Task instructions :: Look through the records below and collect all lines that hold the string "начальная".
----------
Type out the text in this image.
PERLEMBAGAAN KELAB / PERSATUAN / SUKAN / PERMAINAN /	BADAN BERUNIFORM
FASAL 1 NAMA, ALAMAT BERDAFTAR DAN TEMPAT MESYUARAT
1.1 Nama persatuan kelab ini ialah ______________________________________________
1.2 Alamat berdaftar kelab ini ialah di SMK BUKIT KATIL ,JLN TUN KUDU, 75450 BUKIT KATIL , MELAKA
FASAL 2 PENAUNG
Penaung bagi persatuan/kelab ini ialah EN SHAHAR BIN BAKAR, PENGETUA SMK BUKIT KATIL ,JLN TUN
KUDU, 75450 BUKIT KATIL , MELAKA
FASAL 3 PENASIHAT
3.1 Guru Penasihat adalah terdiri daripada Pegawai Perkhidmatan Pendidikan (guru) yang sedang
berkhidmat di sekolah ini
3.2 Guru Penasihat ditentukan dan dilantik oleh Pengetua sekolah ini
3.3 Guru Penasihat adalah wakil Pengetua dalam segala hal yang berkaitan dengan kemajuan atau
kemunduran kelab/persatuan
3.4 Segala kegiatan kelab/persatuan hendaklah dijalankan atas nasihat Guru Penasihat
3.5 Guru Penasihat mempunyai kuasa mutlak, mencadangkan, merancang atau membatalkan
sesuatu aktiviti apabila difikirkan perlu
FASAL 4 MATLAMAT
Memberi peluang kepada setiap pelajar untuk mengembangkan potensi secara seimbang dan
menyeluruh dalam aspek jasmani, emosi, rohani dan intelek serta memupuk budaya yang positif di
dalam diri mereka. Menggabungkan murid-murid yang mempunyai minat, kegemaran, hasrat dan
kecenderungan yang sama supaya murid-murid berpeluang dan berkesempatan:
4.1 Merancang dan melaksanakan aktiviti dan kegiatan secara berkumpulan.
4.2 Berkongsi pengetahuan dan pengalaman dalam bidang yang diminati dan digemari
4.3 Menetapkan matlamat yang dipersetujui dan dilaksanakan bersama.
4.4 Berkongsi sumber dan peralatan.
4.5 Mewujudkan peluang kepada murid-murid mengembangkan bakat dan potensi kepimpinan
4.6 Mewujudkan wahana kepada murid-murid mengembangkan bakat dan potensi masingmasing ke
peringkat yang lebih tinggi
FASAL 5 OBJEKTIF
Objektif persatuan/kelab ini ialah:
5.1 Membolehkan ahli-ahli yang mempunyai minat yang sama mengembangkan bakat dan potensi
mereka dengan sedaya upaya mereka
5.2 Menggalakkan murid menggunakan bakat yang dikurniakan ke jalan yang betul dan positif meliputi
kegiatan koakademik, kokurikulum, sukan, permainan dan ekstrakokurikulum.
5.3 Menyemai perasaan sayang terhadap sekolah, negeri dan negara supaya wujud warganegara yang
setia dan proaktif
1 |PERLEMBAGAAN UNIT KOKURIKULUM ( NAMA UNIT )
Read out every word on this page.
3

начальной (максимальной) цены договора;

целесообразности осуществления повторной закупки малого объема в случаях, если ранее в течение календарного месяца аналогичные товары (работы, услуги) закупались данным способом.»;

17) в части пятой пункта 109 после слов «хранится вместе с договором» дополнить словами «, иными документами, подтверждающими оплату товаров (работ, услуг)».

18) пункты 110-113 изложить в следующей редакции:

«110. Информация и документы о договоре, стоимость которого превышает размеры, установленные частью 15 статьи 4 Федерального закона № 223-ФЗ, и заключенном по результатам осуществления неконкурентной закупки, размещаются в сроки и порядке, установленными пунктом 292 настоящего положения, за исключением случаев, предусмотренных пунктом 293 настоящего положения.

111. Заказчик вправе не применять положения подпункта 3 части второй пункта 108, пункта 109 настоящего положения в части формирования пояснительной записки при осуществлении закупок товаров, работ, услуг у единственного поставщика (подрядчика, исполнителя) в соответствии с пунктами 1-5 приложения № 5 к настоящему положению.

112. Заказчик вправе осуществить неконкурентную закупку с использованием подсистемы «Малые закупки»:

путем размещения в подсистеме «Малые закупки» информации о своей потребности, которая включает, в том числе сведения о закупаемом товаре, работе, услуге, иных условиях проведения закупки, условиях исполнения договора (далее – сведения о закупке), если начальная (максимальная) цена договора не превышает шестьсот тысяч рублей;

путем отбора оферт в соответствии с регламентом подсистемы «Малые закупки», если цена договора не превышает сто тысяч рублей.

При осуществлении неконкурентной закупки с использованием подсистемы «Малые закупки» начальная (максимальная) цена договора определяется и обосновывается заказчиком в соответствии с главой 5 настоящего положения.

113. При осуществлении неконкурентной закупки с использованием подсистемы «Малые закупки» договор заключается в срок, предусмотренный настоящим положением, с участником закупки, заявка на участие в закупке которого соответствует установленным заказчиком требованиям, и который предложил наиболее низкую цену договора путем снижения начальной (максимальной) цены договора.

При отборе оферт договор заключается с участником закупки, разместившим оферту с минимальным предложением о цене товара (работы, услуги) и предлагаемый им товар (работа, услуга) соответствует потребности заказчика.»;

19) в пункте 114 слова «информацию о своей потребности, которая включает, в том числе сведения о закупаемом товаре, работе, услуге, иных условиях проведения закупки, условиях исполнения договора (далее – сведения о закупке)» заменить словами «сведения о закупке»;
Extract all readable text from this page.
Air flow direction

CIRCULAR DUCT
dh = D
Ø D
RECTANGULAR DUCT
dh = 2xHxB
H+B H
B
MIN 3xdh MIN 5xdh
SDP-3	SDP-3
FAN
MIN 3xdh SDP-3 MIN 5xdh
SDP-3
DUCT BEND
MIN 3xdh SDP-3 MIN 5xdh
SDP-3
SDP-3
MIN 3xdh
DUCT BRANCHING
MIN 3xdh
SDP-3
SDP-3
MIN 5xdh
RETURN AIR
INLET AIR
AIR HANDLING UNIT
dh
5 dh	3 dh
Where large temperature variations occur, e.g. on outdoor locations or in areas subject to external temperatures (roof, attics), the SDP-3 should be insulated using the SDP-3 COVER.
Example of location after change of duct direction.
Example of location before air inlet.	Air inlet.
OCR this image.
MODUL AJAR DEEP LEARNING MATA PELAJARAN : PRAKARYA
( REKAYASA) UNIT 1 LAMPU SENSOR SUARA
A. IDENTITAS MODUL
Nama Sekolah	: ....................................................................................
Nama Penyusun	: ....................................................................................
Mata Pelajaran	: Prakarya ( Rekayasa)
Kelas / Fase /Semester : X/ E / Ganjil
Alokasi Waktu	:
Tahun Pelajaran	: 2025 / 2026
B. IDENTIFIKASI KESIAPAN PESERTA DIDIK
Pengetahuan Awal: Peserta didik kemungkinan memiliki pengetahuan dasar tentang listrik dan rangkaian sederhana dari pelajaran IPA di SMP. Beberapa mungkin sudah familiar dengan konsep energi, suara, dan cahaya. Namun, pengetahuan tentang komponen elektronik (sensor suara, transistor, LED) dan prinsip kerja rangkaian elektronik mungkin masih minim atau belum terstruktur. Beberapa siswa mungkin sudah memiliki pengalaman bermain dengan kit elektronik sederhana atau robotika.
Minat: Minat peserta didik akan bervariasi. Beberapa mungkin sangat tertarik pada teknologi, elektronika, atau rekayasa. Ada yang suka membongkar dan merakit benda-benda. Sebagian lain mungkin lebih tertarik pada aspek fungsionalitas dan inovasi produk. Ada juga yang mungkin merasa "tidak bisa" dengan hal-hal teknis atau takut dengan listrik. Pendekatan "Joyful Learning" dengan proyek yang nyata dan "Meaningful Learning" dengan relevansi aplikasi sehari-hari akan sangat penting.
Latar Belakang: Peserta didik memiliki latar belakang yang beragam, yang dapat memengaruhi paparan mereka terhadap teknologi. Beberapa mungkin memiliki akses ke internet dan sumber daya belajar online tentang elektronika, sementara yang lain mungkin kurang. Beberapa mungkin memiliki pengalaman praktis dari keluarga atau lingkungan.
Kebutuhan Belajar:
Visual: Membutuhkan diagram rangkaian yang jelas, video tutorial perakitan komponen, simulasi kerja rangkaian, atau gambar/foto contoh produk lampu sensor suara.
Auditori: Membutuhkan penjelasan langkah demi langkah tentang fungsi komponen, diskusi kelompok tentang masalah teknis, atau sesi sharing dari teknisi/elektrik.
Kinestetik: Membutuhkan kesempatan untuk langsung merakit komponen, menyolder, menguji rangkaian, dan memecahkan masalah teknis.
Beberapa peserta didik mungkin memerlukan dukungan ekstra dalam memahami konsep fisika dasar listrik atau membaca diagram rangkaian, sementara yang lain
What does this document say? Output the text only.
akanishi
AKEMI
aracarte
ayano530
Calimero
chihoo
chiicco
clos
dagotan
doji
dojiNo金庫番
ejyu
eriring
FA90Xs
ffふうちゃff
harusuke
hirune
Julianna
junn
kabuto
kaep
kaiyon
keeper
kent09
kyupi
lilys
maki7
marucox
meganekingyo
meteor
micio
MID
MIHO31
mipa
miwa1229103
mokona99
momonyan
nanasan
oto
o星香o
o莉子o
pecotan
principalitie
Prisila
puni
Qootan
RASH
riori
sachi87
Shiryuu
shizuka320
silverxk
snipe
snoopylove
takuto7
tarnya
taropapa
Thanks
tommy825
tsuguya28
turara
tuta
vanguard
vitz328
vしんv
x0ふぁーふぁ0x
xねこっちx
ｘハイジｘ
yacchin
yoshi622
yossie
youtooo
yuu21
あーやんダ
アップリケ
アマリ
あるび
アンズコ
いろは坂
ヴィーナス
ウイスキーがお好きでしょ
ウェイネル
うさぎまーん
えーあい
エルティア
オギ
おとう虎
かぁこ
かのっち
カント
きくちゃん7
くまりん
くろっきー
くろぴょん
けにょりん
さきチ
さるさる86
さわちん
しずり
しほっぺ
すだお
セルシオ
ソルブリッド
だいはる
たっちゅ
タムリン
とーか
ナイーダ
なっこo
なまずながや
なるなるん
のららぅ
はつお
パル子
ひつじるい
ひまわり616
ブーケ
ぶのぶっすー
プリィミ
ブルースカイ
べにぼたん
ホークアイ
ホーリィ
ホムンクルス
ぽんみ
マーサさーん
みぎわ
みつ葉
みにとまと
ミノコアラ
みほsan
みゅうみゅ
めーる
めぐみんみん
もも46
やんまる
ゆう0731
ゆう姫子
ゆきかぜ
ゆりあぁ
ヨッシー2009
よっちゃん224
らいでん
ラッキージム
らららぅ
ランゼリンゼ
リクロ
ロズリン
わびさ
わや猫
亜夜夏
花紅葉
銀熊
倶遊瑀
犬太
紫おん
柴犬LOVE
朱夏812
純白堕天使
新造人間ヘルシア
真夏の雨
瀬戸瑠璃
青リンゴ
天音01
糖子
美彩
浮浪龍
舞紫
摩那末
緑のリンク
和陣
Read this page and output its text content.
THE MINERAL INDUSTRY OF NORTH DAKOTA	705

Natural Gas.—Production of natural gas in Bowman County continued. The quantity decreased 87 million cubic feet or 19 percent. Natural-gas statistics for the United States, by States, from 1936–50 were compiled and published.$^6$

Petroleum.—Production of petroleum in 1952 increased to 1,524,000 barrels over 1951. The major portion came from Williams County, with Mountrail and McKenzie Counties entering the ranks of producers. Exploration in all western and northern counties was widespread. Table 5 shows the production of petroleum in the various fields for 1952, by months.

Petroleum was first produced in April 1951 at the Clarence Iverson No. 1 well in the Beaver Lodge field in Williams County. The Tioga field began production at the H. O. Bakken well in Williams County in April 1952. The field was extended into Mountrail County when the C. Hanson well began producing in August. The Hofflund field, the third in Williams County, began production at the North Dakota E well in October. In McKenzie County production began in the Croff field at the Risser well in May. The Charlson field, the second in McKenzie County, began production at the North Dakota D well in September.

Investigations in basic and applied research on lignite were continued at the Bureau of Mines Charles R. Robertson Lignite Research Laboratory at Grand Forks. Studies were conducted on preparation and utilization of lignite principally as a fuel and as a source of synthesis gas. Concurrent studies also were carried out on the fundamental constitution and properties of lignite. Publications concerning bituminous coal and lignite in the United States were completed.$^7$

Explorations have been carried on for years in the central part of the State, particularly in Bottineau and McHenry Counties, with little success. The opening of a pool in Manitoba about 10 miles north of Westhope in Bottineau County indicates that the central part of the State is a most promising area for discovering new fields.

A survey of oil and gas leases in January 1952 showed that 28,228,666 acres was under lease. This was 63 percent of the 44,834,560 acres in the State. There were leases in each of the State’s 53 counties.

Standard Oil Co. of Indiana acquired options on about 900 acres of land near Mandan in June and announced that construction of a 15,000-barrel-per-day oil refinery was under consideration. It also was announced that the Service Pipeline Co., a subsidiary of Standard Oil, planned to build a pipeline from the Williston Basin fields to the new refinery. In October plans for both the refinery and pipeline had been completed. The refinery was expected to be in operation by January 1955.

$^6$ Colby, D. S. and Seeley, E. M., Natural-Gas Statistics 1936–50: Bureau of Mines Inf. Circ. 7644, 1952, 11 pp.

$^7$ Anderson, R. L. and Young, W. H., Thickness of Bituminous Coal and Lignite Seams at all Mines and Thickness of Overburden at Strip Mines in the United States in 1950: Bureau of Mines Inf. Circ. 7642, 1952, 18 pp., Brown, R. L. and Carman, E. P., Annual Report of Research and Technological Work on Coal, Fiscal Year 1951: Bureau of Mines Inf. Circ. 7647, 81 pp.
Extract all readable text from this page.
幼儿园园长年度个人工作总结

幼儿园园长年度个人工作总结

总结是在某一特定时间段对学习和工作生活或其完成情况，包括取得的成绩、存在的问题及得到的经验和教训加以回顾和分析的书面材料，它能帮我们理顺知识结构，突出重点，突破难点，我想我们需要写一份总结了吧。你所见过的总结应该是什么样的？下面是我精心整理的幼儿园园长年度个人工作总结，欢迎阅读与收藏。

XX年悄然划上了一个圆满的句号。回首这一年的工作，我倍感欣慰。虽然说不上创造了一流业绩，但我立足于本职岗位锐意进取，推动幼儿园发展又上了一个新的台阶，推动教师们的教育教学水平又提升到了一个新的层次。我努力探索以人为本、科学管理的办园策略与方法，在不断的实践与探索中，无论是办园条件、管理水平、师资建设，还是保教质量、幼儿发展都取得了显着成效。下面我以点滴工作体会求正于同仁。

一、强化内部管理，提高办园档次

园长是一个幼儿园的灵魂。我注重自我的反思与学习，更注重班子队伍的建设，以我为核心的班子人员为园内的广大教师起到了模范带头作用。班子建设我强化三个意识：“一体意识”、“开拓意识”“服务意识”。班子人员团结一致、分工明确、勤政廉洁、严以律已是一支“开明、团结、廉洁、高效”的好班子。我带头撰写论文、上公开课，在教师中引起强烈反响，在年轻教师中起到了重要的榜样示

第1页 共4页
----------
Answer for this exercise ::
путем размещения в подсистеме «Малые закупки» информации о своей потребности, которая включает, в том числе сведения о закупаемом товаре, работе, услуге, иных условиях проведения закупки, условиях исполнения договора (далее – сведения о закупке), если начальная (максимальная) цена договора не превышает шестьсот тысяч рублей;
При осуществлении неконкурентной закупки с использованием подсистемы «Малые закупки» начальная (максимальная) цена договора определяется и обосновывается заказчиком в соответствии с главой 5 настоящего положения.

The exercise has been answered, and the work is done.